WHAT NEEDS TO BE DONE
Copy every line of the data that includes the string "Transmission".

--- START OF MATERIAL PROVIDED ---

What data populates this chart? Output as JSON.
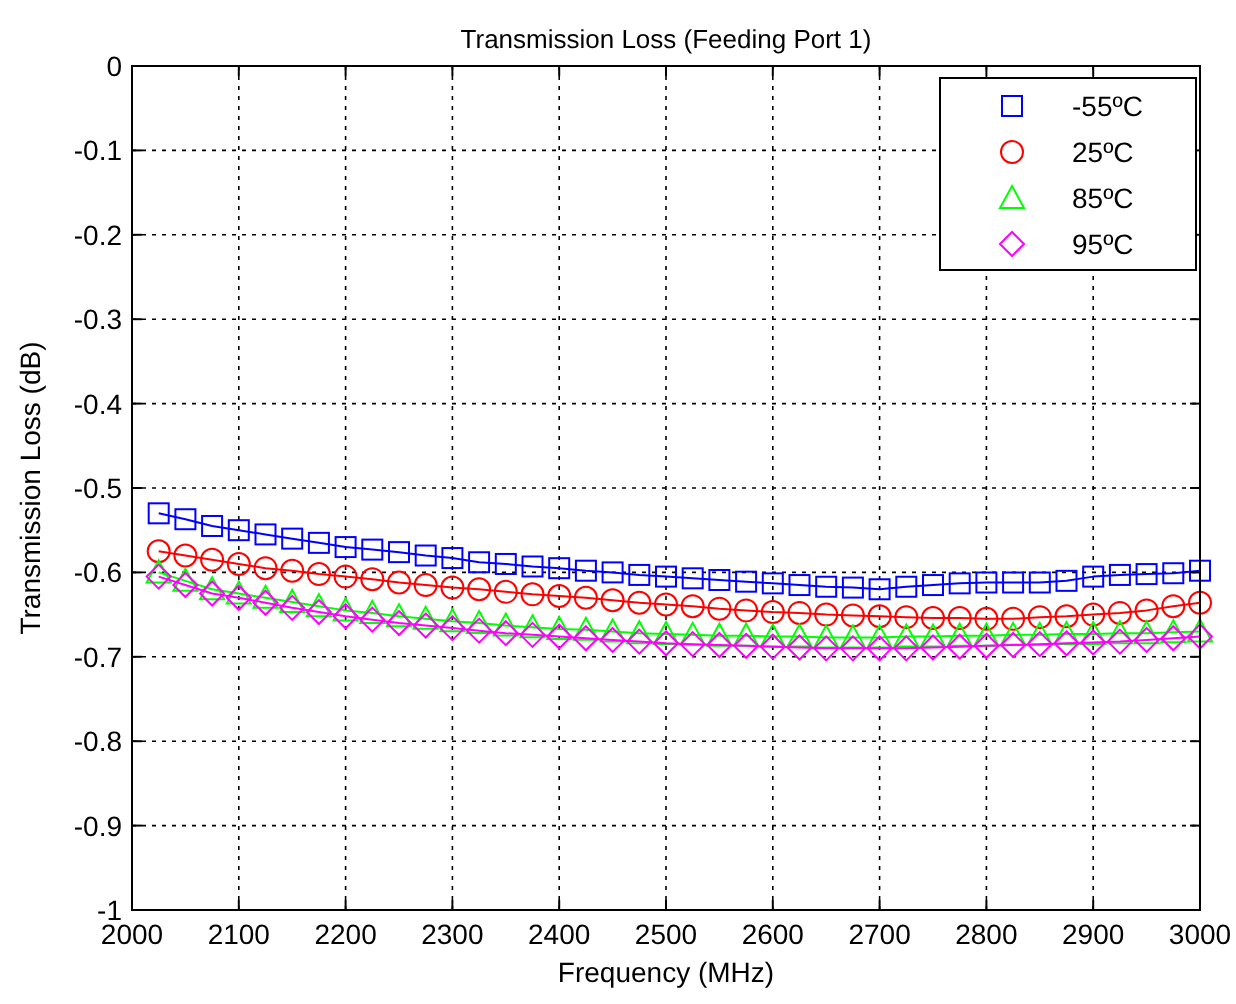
{
  "chart_data": {
    "type": "line",
    "title": "Transmission Loss (Feeding Port 1)",
    "xlabel": "Frequency (MHz)",
    "ylabel": "Transmission Loss (dB)",
    "x": [
      2025,
      2050,
      2075,
      2100,
      2125,
      2150,
      2175,
      2200,
      2225,
      2250,
      2275,
      2300,
      2325,
      2350,
      2375,
      2400,
      2425,
      2450,
      2475,
      2500,
      2525,
      2550,
      2575,
      2600,
      2625,
      2650,
      2675,
      2700,
      2725,
      2750,
      2775,
      2800,
      2825,
      2850,
      2875,
      2900,
      2925,
      2950,
      2975,
      3000
    ],
    "xlim": [
      2000,
      3000
    ],
    "xticks": [
      2000,
      2100,
      2200,
      2300,
      2400,
      2500,
      2600,
      2700,
      2800,
      2900,
      3000
    ],
    "ylim": [
      -1,
      0
    ],
    "yticks": [
      -1,
      -0.9,
      -0.8,
      -0.7,
      -0.6,
      -0.5,
      -0.4,
      -0.3,
      -0.2,
      -0.1,
      0
    ],
    "grid": true,
    "legend": "top right",
    "line_style": "solid",
    "series": [
      {
        "name": "-55ºC",
        "color": "#0000ff",
        "marker": "square",
        "values": [
          -0.53,
          -0.537,
          -0.545,
          -0.55,
          -0.555,
          -0.56,
          -0.565,
          -0.57,
          -0.573,
          -0.576,
          -0.58,
          -0.583,
          -0.588,
          -0.59,
          -0.593,
          -0.595,
          -0.598,
          -0.6,
          -0.603,
          -0.605,
          -0.607,
          -0.609,
          -0.611,
          -0.613,
          -0.615,
          -0.617,
          -0.618,
          -0.62,
          -0.617,
          -0.615,
          -0.613,
          -0.612,
          -0.612,
          -0.612,
          -0.61,
          -0.605,
          -0.603,
          -0.602,
          -0.601,
          -0.598
        ]
      },
      {
        "name": "25ºC",
        "color": "#ff0000",
        "marker": "circle",
        "values": [
          -0.575,
          -0.58,
          -0.585,
          -0.59,
          -0.595,
          -0.598,
          -0.602,
          -0.605,
          -0.608,
          -0.612,
          -0.615,
          -0.618,
          -0.62,
          -0.623,
          -0.626,
          -0.628,
          -0.63,
          -0.633,
          -0.636,
          -0.638,
          -0.64,
          -0.643,
          -0.645,
          -0.647,
          -0.648,
          -0.65,
          -0.651,
          -0.652,
          -0.653,
          -0.654,
          -0.654,
          -0.655,
          -0.655,
          -0.653,
          -0.652,
          -0.65,
          -0.648,
          -0.645,
          -0.64,
          -0.636
        ]
      },
      {
        "name": "85ºC",
        "color": "#00ff00",
        "marker": "triangle",
        "values": [
          -0.6,
          -0.61,
          -0.62,
          -0.625,
          -0.63,
          -0.635,
          -0.64,
          -0.645,
          -0.648,
          -0.652,
          -0.655,
          -0.658,
          -0.66,
          -0.663,
          -0.665,
          -0.667,
          -0.668,
          -0.67,
          -0.672,
          -0.673,
          -0.674,
          -0.675,
          -0.675,
          -0.676,
          -0.676,
          -0.677,
          -0.677,
          -0.677,
          -0.676,
          -0.676,
          -0.675,
          -0.675,
          -0.674,
          -0.674,
          -0.673,
          -0.673,
          -0.672,
          -0.672,
          -0.671,
          -0.67
        ]
      },
      {
        "name": "95ºC",
        "color": "#ff00ff",
        "marker": "diamond",
        "values": [
          -0.605,
          -0.615,
          -0.625,
          -0.63,
          -0.636,
          -0.642,
          -0.647,
          -0.652,
          -0.656,
          -0.66,
          -0.663,
          -0.666,
          -0.669,
          -0.672,
          -0.674,
          -0.676,
          -0.678,
          -0.68,
          -0.682,
          -0.684,
          -0.685,
          -0.686,
          -0.687,
          -0.688,
          -0.689,
          -0.69,
          -0.69,
          -0.69,
          -0.69,
          -0.689,
          -0.688,
          -0.687,
          -0.686,
          -0.685,
          -0.684,
          -0.683,
          -0.682,
          -0.68,
          -0.678,
          -0.676
        ]
      }
    ]
  }
}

--- END OF MATERIAL PROVIDED ---

IN RESPONSE
    "title": "Transmission Loss (Feeding Port 1)",
    "ylabel": "Transmission Loss (dB)",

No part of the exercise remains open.